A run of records
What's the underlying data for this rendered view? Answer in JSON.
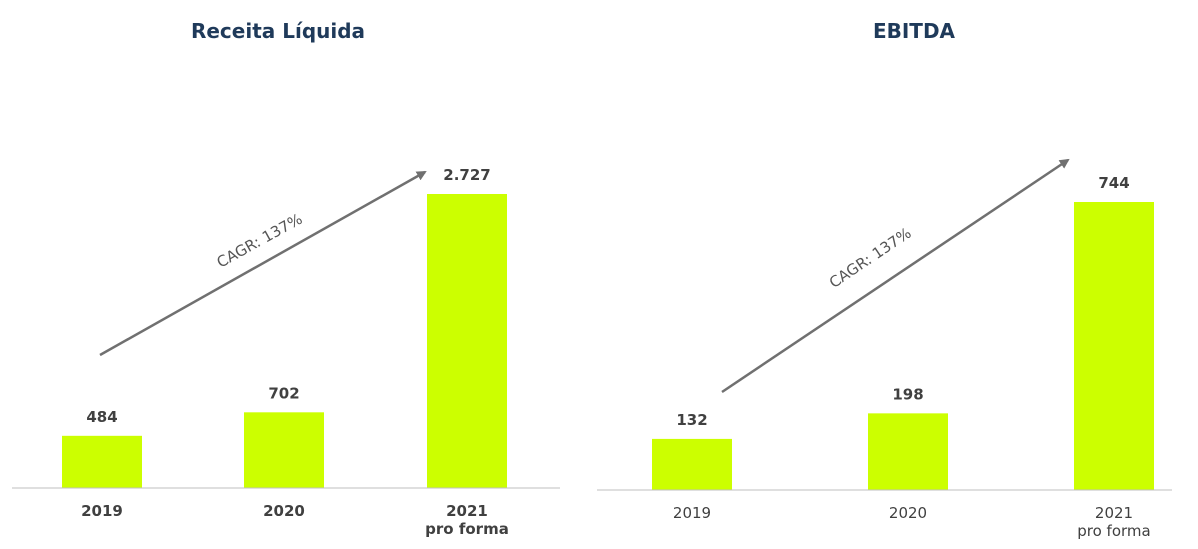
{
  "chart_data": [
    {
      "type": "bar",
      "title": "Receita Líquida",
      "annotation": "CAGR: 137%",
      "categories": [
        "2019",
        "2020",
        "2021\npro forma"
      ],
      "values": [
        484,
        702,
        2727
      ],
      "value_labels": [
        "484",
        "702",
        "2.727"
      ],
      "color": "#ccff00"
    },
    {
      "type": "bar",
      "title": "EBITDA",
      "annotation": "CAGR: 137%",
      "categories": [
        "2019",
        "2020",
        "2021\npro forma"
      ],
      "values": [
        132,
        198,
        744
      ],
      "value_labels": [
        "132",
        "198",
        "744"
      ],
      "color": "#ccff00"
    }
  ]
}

--

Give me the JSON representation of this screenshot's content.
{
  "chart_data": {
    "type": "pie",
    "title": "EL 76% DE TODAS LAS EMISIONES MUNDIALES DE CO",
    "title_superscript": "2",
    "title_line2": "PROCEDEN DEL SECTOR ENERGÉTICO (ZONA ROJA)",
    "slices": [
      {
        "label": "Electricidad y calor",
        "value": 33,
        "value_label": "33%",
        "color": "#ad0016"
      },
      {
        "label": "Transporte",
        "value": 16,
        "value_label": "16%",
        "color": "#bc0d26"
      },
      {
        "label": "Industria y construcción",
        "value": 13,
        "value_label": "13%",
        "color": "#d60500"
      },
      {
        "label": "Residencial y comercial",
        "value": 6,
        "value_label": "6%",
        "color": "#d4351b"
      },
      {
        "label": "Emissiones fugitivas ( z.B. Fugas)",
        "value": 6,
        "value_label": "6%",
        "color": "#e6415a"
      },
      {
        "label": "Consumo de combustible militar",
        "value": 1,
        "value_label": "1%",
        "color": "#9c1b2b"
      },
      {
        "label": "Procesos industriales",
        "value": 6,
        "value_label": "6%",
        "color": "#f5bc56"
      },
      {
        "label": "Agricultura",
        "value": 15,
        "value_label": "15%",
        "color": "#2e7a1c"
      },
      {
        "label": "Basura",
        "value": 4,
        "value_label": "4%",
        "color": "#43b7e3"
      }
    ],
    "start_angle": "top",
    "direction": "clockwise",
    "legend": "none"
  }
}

— To do —
Check each line of the entries above, and show every one holding the word "color".

— Solution to this exercise —
      "color": "#ccff00"
      "color": "#ccff00"
        "color": "#ad0016"
        "color": "#bc0d26"
        "color": "#d60500"
        "color": "#d4351b"
        "color": "#e6415a"
        "color": "#9c1b2b"
        "color": "#f5bc56"
        "color": "#2e7a1c"
        "color": "#43b7e3"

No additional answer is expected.